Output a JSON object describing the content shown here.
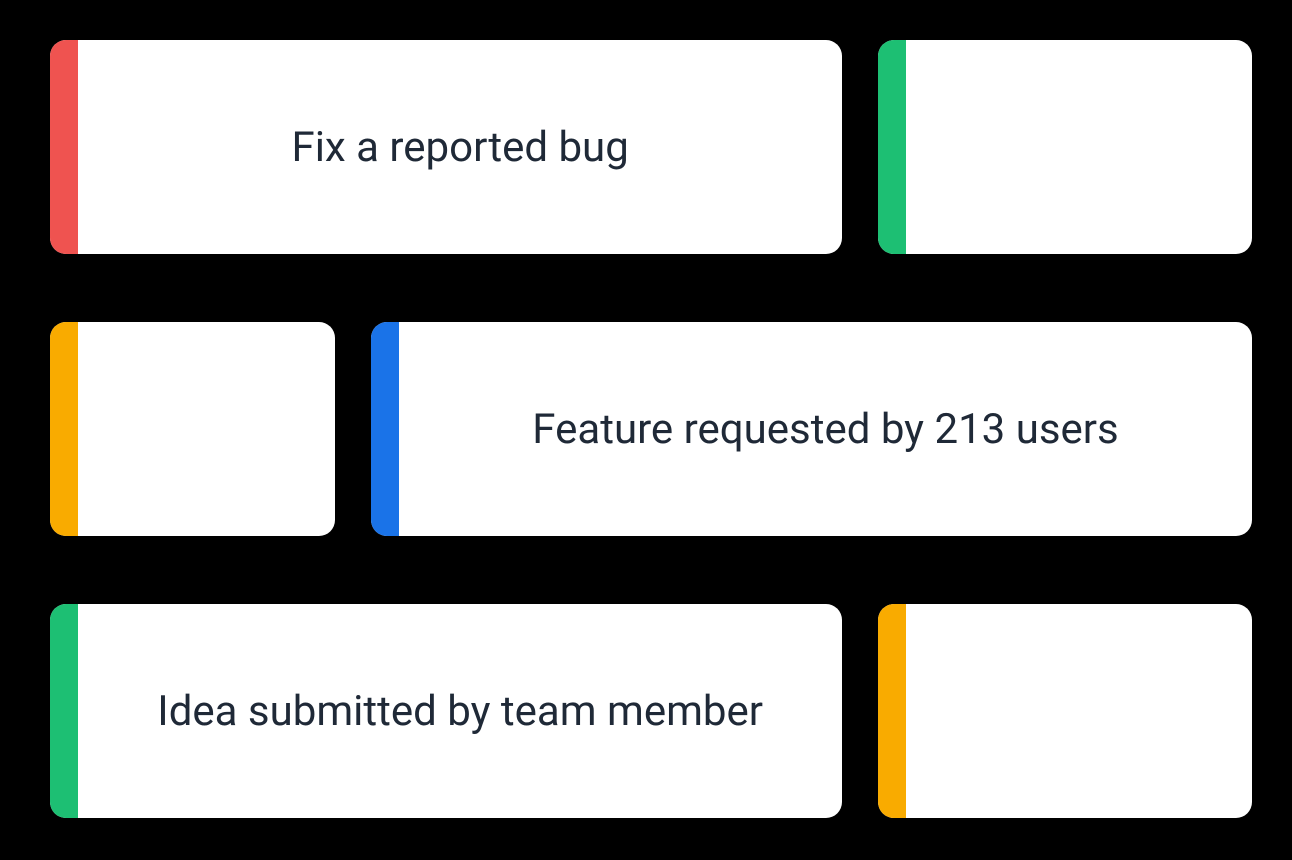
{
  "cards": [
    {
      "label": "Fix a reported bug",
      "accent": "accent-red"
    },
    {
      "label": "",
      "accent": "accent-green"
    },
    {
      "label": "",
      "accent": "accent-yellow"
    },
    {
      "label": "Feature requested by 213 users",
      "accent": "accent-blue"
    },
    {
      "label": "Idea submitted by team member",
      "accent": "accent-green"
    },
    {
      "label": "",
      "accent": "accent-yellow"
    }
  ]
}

—————

The problem - Drop the images and quote the entries word for word.

The solution -
Output a JSON object describing the content shown here.
{
  "cards": [
    {
      "label": "Fix a reported bug",
      "accent": "accent-red"
    },
    {
      "label": "",
      "accent": "accent-green"
    },
    {
      "label": "",
      "accent": "accent-yellow"
    },
    {
      "label": "Feature requested by 213 users",
      "accent": "accent-blue"
    },
    {
      "label": "Idea submitted by team member",
      "accent": "accent-green"
    },
    {
      "label": "",
      "accent": "accent-yellow"
    }
  ]
}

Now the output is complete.